▸ **Prompt**: Select from the records below every line that has the word "color" in it.

▸ **Record extracts**:
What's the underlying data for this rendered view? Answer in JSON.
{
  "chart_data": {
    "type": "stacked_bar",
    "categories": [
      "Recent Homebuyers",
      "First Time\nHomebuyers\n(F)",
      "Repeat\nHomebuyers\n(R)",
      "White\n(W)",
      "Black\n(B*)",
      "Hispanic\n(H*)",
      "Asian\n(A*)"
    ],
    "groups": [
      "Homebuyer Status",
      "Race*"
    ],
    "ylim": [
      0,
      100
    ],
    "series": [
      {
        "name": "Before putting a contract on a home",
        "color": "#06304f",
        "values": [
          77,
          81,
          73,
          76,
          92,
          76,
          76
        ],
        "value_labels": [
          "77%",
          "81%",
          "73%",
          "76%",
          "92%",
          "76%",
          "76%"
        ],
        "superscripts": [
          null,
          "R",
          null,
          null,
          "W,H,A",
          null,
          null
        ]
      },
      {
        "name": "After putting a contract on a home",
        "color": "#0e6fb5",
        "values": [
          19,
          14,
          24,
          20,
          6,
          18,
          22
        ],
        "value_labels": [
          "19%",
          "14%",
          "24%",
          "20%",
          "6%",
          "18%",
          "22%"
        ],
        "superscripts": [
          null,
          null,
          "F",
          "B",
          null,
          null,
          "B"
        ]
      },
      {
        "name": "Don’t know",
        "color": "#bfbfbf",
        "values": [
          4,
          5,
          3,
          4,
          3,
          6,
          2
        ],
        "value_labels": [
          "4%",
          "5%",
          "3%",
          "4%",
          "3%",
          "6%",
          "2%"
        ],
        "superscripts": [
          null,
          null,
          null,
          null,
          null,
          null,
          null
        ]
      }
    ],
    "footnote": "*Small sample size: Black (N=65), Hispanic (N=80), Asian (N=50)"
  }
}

▸ **Output of the task**:
        "color": "#06304f",
        "color": "#0e6fb5",
        "color": "#bfbfbf",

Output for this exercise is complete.